-- Start --

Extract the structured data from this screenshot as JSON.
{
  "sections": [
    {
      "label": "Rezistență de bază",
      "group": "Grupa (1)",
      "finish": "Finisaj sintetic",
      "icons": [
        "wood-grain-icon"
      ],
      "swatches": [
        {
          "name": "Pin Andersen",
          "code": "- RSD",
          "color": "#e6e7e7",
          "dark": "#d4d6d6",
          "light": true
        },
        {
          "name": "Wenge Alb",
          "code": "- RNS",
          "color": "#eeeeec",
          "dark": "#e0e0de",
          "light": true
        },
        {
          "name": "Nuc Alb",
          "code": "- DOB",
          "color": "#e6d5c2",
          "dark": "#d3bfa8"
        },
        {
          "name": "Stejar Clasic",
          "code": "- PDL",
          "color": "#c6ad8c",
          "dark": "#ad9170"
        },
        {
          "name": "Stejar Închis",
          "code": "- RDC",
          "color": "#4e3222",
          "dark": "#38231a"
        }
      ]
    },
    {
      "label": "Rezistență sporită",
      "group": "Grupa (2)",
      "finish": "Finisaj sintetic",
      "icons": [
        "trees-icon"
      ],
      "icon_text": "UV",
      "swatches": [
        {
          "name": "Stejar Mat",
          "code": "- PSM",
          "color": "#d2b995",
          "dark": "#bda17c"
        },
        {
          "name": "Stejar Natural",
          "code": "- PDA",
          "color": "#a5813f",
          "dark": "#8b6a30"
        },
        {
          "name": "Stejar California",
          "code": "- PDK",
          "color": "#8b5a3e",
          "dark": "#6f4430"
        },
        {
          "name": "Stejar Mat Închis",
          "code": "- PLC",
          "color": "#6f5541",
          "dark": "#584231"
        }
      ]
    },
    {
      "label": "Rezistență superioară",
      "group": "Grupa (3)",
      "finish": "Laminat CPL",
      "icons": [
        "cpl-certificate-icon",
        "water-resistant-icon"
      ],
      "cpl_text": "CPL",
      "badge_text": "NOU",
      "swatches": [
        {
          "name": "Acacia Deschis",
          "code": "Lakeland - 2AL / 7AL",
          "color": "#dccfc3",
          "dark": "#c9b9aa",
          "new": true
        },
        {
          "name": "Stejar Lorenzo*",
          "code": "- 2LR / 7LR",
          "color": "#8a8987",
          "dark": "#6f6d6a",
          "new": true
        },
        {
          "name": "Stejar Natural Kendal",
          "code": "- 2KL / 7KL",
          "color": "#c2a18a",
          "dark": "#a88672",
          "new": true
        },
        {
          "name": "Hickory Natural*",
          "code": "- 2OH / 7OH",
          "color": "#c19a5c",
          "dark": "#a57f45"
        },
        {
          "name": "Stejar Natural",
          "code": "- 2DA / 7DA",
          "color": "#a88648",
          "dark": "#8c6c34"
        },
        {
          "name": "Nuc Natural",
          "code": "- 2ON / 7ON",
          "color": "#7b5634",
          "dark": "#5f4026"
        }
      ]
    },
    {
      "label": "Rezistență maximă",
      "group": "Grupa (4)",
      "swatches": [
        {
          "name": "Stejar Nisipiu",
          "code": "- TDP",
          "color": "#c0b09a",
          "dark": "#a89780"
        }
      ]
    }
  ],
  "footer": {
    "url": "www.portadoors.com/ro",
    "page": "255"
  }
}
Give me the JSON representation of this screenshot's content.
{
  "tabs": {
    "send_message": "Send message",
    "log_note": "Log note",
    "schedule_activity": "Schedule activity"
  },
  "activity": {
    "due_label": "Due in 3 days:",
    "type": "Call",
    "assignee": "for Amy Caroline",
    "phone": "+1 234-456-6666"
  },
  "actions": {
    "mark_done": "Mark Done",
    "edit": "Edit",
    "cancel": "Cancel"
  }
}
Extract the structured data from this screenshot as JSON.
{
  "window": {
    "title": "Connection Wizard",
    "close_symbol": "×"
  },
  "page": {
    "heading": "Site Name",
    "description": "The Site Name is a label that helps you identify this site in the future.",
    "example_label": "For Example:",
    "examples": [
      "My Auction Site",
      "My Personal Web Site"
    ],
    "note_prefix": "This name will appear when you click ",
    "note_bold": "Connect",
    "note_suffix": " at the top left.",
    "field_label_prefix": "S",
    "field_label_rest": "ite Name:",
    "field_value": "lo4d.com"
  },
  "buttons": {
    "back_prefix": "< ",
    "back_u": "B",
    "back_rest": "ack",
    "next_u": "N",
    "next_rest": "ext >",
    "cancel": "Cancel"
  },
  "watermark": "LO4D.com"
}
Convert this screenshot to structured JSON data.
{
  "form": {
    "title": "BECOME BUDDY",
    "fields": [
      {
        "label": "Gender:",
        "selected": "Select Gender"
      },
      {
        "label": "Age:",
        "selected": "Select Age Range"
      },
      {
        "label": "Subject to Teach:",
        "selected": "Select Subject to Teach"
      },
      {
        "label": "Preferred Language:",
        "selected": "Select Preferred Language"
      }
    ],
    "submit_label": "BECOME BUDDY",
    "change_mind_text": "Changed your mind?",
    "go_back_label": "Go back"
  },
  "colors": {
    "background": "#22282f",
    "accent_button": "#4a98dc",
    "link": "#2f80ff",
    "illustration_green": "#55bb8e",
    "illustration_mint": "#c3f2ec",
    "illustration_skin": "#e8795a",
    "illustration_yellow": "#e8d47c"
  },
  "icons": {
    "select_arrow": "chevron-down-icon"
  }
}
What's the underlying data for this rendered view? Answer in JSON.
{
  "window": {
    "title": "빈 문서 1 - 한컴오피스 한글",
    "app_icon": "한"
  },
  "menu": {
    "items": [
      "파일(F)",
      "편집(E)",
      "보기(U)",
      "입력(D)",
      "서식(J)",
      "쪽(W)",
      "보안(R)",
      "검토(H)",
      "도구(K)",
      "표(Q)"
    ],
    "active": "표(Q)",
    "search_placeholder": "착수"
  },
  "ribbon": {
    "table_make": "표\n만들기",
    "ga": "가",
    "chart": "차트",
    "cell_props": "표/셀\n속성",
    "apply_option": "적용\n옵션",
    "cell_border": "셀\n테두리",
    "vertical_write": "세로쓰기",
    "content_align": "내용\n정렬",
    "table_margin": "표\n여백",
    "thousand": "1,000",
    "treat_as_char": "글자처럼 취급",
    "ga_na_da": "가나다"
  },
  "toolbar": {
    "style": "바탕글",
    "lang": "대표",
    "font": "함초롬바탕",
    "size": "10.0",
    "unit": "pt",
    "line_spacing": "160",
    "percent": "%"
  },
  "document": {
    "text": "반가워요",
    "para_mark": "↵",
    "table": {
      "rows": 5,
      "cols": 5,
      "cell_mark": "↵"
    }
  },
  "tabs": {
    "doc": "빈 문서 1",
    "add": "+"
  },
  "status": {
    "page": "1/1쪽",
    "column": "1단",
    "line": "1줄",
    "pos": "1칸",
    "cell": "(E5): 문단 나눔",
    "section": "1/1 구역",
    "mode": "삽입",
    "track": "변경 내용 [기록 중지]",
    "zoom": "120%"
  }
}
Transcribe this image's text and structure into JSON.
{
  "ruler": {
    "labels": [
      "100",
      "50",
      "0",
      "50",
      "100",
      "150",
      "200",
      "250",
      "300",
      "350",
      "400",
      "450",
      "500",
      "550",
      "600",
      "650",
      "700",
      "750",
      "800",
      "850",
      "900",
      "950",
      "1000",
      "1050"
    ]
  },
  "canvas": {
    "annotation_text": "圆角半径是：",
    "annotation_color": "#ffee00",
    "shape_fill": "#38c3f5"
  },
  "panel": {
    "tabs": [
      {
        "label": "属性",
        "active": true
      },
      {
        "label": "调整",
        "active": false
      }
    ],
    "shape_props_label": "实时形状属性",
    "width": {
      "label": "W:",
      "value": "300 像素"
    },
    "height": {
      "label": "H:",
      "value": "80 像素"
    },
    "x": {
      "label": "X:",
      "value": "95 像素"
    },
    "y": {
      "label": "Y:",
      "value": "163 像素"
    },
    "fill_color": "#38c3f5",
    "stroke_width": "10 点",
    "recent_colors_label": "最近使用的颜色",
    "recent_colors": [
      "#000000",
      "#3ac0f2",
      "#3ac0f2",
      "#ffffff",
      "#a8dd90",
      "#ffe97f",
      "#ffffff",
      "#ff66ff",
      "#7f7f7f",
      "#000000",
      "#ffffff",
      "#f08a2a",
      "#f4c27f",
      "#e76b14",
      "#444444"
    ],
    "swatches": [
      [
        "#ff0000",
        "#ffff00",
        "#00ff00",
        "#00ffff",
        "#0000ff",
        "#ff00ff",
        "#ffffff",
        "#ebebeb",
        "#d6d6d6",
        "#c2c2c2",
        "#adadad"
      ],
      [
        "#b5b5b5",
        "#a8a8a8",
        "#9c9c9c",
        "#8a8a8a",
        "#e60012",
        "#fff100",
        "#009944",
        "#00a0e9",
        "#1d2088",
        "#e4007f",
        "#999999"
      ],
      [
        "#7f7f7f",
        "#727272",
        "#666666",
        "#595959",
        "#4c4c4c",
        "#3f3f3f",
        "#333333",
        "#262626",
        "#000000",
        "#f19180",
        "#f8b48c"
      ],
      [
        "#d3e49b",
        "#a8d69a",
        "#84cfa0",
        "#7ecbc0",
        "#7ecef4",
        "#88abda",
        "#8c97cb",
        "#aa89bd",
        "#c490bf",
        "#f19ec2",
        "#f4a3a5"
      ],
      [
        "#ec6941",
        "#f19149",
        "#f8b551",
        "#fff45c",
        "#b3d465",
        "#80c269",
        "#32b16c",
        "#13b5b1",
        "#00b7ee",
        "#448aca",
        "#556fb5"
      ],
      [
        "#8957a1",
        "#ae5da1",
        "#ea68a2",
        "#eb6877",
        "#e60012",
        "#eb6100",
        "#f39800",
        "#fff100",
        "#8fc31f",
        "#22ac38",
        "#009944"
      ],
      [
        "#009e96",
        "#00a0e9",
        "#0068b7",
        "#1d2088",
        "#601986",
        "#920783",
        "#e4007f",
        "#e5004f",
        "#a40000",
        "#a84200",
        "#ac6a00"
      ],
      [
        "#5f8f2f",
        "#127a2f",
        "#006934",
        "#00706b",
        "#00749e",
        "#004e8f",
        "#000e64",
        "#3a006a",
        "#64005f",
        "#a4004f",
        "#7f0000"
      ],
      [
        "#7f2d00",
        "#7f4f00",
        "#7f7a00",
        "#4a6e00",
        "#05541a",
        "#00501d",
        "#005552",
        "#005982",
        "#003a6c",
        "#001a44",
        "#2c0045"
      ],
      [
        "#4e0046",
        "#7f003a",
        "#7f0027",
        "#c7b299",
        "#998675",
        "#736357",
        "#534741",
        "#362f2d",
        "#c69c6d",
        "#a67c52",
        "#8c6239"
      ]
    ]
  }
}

-- End --

▸ PROBLEM STATEMENT
Locate the lines above that hold the word "data". Show every one of them.

▸ EXERCISE OUTPUT
Extract the structured data from this screenshot as JSON.
Extract the structured data from this screenshot as JSON.
Convert this screenshot to structured JSON data.
What's the underlying data for this rendered view? Answer in JSON.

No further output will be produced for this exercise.